Prompt A: In the kitchen Witch essay, around what age did the writer start really embracing kitchen witchery?

Passage:
▽
Cooking Dinner Does Not Make You a Kitchen Witch
I spent my twenties fighting against who I really was in oh so many ways. I didn’t want to be a kitchen Witch. I thought that was the least impressive, most Holly Hobby branch of magic there is.
You have to picture me from ten years ago: I’m constantly listening to NIN! I wear boots with sparkly laces to my corporate gig! I’m thrashing around on top of tables pumped full of piss and goldschlagger! I’m trying to break glass ceilings! I’m smoking cigars with the boys! I’m demanding my place at the occult table at occult events! I’m getting tats! I’m going through Shamanic trials! I’m punk rock and . . . you want me to bake a cake? Really? Really?
So I fought against it for while, which is why I wasn’t terribly successful in my own personal magic for quite some time. Somewhere around 27? 28? I started really embracing it. Once I bought my own home, my own hearth, I *really* started embracing hearth Witchery. I had the tools all along, it turns out. I just needed to know how to use them.
When I first started blogging, I wanted to bff (best friends forever!) a variety of people in the magical world. But let me be honest, most of all I wanted to befriend fellow kitchen Witches. Sisters/brothers unite! Let’s get some spit, blood, hair, dirt, and basil and get this party started!
But I didn’t find too many. I Googled. I tried tracking down people. I tried a lot of different key words. Honestly, I found a lot of people who claimed to be kitchen Witches, but in scanning their blogs all I generally found were recipes and chatter about their kids. Now, there’s nothing wrong with any of that, but there are some flaws to it.
△
(Visual layout rows)
▽
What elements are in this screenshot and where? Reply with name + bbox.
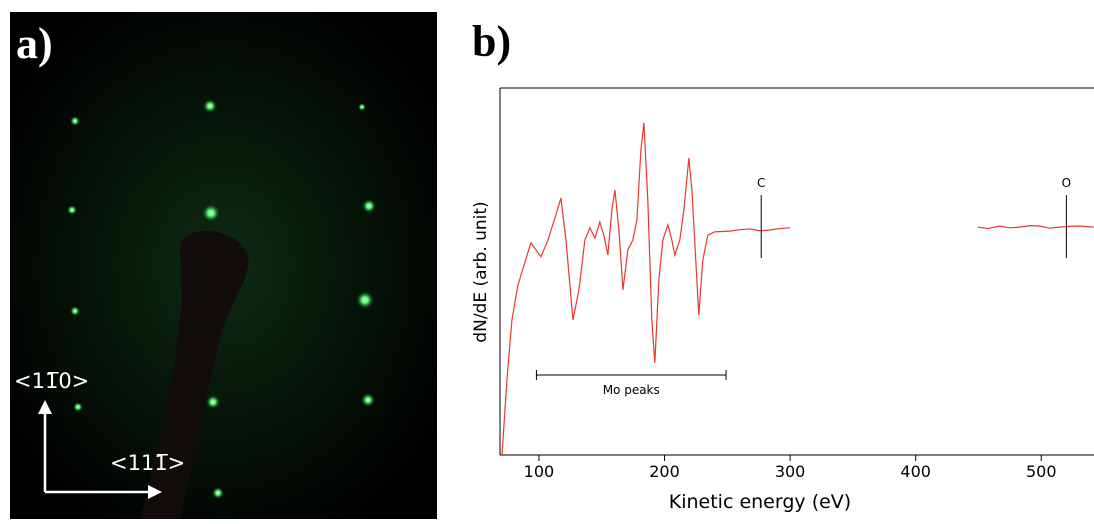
spectrum-line bbox=[501, 122, 1094, 456]
y-axis-label: dN/dE (arb. unit) bbox=[471, 201, 491, 342]
peak-label: C bbox=[757, 176, 765, 190]
leed-image: <11̅0> <111̅> a) bbox=[10, 12, 437, 520]
direction-label: <11̅0> bbox=[14, 369, 89, 393]
x-axis-label: Kinetic energy (eV) bbox=[669, 491, 851, 513]
range-label: Mo peaks bbox=[603, 383, 660, 397]
x-tick-label: 200 bbox=[649, 462, 680, 481]
x-tick-label: 300 bbox=[775, 462, 806, 481]
direction-arrows bbox=[38, 400, 162, 499]
diffraction-spots bbox=[67, 99, 376, 499]
x-tick-label: 500 bbox=[1026, 462, 1057, 481]
peak-label: O bbox=[1062, 176, 1071, 190]
electron-gun-shadow bbox=[140, 231, 249, 520]
x-tick-label: 100 bbox=[524, 462, 555, 481]
panel-label: a) bbox=[16, 19, 53, 68]
direction-label: <111̅> bbox=[110, 451, 185, 475]
panel-label: b) bbox=[472, 17, 511, 66]
x-tick-label: 400 bbox=[900, 462, 931, 481]
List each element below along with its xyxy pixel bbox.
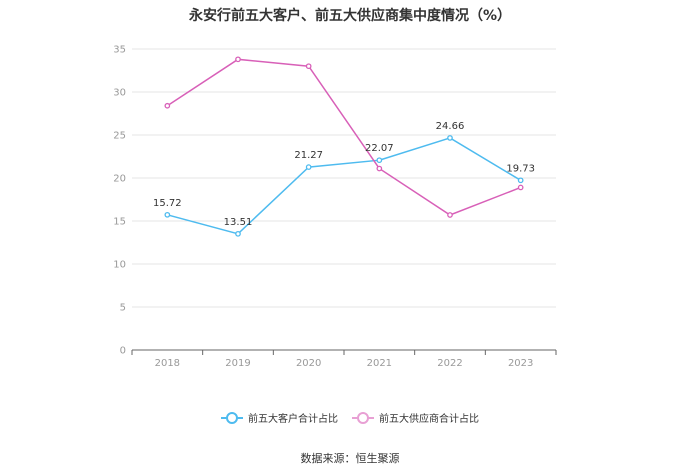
△
Prompt B: Please echo the visual layout rows line for line, from the first row to the last, and leave the pictures out of your answer.

Correct response A: Somewhere around 27 or 28.

Correct response B:
What elements are in this screenshot and where? Reply with name + bbox.
spectrum-line bbox=[501, 122, 1094, 456]
y-axis-label: dN/dE (arb. unit) bbox=[471, 201, 491, 342]
peak-label: C bbox=[757, 176, 765, 190]
leed-image: <11̅0> <111̅> a) bbox=[10, 12, 437, 520]
direction-label: <11̅0> bbox=[14, 369, 89, 393]
x-axis-label: Kinetic energy (eV) bbox=[669, 491, 851, 513]
range-label: Mo peaks bbox=[603, 383, 660, 397]
x-tick-label: 200 bbox=[649, 462, 680, 481]
x-tick-label: 300 bbox=[775, 462, 806, 481]
direction-arrows bbox=[38, 400, 162, 499]
diffraction-spots bbox=[67, 99, 376, 499]
x-tick-label: 500 bbox=[1026, 462, 1057, 481]
peak-label: O bbox=[1062, 176, 1071, 190]
electron-gun-shadow bbox=[140, 231, 249, 520]
x-tick-label: 100 bbox=[524, 462, 555, 481]
panel-label: a) bbox=[16, 19, 53, 68]
direction-label: <111̅> bbox=[110, 451, 185, 475]
panel-label: b) bbox=[472, 17, 511, 66]
x-tick-label: 400 bbox=[900, 462, 931, 481]
List each element below along with its xyxy pixel bbox.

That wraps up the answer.